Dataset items
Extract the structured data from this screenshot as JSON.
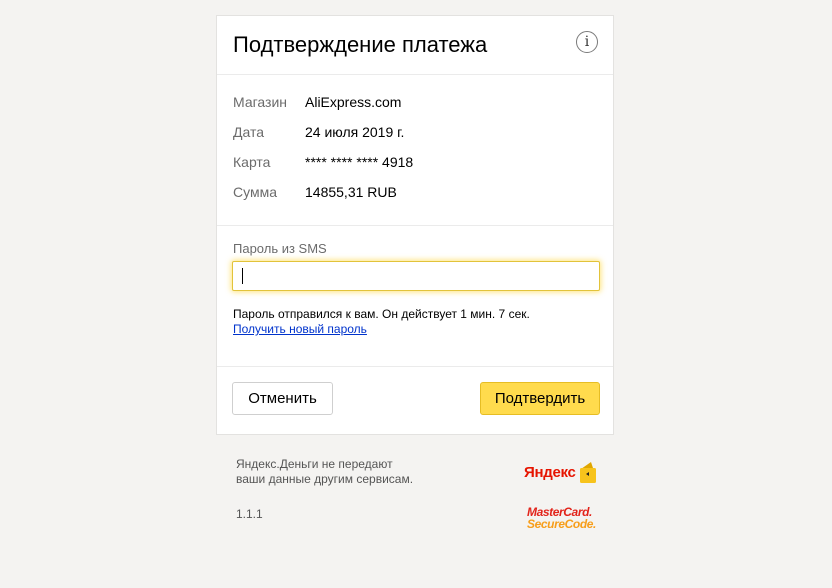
{
  "header": {
    "title": "Подтверждение платежа",
    "info_icon": "info-icon",
    "info_glyph": "i"
  },
  "details": {
    "rows": [
      {
        "label": "Магазин",
        "value": "AliExpress.com"
      },
      {
        "label": "Дата",
        "value": "24 июля 2019 г."
      },
      {
        "label": "Карта",
        "value": "**** **** **** 4918"
      },
      {
        "label": "Сумма",
        "value": "14855,31 RUB"
      }
    ]
  },
  "sms": {
    "label": "Пароль из SMS",
    "value": "",
    "note": "Пароль отправился к вам. Он действует 1 мин. 7 сек.",
    "resend_link": "Получить новый пароль"
  },
  "actions": {
    "cancel_label": "Отменить",
    "confirm_label": "Подтвердить"
  },
  "footer": {
    "disclaimer_line1": "Яндекс.Деньги не передают",
    "disclaimer_line2": "ваши данные другим сервисам.",
    "version": "1.1.1",
    "yandex_logo_text": "Яндекс",
    "securecode_line1": "MasterCard.",
    "securecode_line2": "SecureCode."
  },
  "colors": {
    "page_background": "#f4f3f1",
    "confirm_button": "#ffdb4d",
    "input_focus_glow": "#ffdb4d",
    "link": "#0033cc",
    "yandex_red": "#e61400",
    "yandex_wallet_yellow": "#f7c31c",
    "mastercard_red": "#e2231a",
    "mastercard_orange": "#f79e1b"
  }
}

WHAT THE TASK ASKS:
Give the count of lines in the listing that hold the word "Яндекс", with no other text.

SOLUTION:
2